Quote the whole listing exactly. Leave the pictures out of your copy.

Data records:

%%

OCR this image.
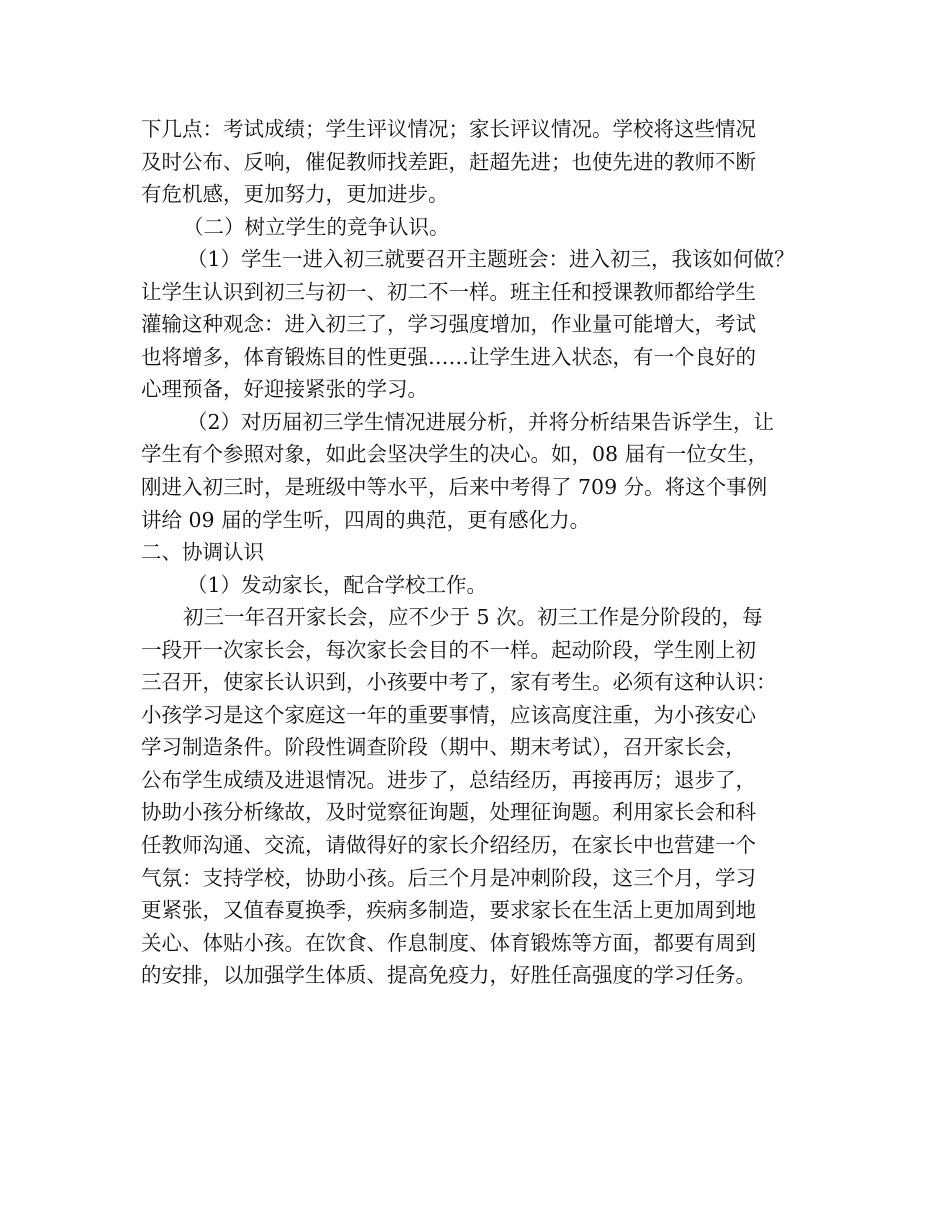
下几点：考试成绩；学生评议情况；家长评议情况。学校将这些情况
及时公布、反响，催促教师找差距，赶超先进；也使先进的教师不断
有危机感，更加努力，更加进步。
（二）树立学生的竞争认识。
（1）学生一进入初三就要召开主题班会：进入初三，我该如何做？
让学生认识到初三与初一、初二不一样。班主任和授课教师都给学生
灌输这种观念：进入初三了，学习强度增加，作业量可能增大，考试
也将增多，体育锻炼目的性更强……让学生进入状态，有一个良好的
心理预备，好迎接紧张的学习。
（2）对历届初三学生情况进展分析，并将分析结果告诉学生，让
学生有个参照对象，如此会坚决学生的决心。如，08 届有一位女生，
刚进入初三时，是班级中等水平，后来中考得了 709 分。将这个事例
讲给 09 届的学生听，四周的典范，更有感化力。
二、协调认识
（1）发动家长，配合学校工作。
初三一年召开家长会，应不少于 5 次。初三工作是分阶段的，每
一段开一次家长会，每次家长会目的不一样。起动阶段，学生刚上初
三召开，使家长认识到，小孩要中考了，家有考生。必须有这种认识：
小孩学习是这个家庭这一年的重要事情，应该高度注重，为小孩安心
学习制造条件。阶段性调查阶段（期中、期末考试），召开家长会，
公布学生成绩及进退情况。进步了，总结经历，再接再厉；退步了，
协助小孩分析缘故，及时觉察征询题，处理征询题。利用家长会和科
任教师沟通、交流，请做得好的家长介绍经历，在家长中也营建一个
气氛：支持学校，协助小孩。后三个月是冲刺阶段，这三个月，学习
更紧张，又值春夏换季，疾病多制造，要求家长在生活上更加周到地
关心、体贴小孩。在饮食、作息制度、体育锻炼等方面，都要有周到
的安排，以加强学生体质、提高免疫力，好胜任高强度的学习任务。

%%

FINISHED ANSWER:
OCR this image.
下几点：考试成绩；学生评议情况；家长评议情况。学校将这些情况
及时公布、反响，催促教师找差距，赶超先进；也使先进的教师不断
有危机感，更加努力，更加进步。
（二）树立学生的竞争认识。
（1）学生一进入初三就要召开主题班会：进入初三，我该如何做？
让学生认识到初三与初一、初二不一样。班主任和授课教师都给学生
灌输这种观念：进入初三了，学习强度增加，作业量可能增大，考试
也将增多，体育锻炼目的性更强……让学生进入状态，有一个良好的
心理预备，好迎接紧张的学习。
（2）对历届初三学生情况进展分析，并将分析结果告诉学生，让
学生有个参照对象，如此会坚决学生的决心。如，08 届有一位女生，
刚进入初三时，是班级中等水平，后来中考得了 709 分。将这个事例
讲给 09 届的学生听，四周的典范，更有感化力。
二、协调认识
（1）发动家长，配合学校工作。
初三一年召开家长会，应不少于 5 次。初三工作是分阶段的，每
一段开一次家长会，每次家长会目的不一样。起动阶段，学生刚上初
三召开，使家长认识到，小孩要中考了，家有考生。必须有这种认识：
小孩学习是这个家庭这一年的重要事情，应该高度注重，为小孩安心
学习制造条件。阶段性调查阶段（期中、期末考试），召开家长会，
公布学生成绩及进退情况。进步了，总结经历，再接再厉；退步了，
协助小孩分析缘故，及时觉察征询题，处理征询题。利用家长会和科
任教师沟通、交流，请做得好的家长介绍经历，在家长中也营建一个
气氛：支持学校，协助小孩。后三个月是冲刺阶段，这三个月，学习
更紧张，又值春夏换季，疾病多制造，要求家长在生活上更加周到地
关心、体贴小孩。在饮食、作息制度、体育锻炼等方面，都要有周到
的安排，以加强学生体质、提高免疫力，好胜任高强度的学习任务。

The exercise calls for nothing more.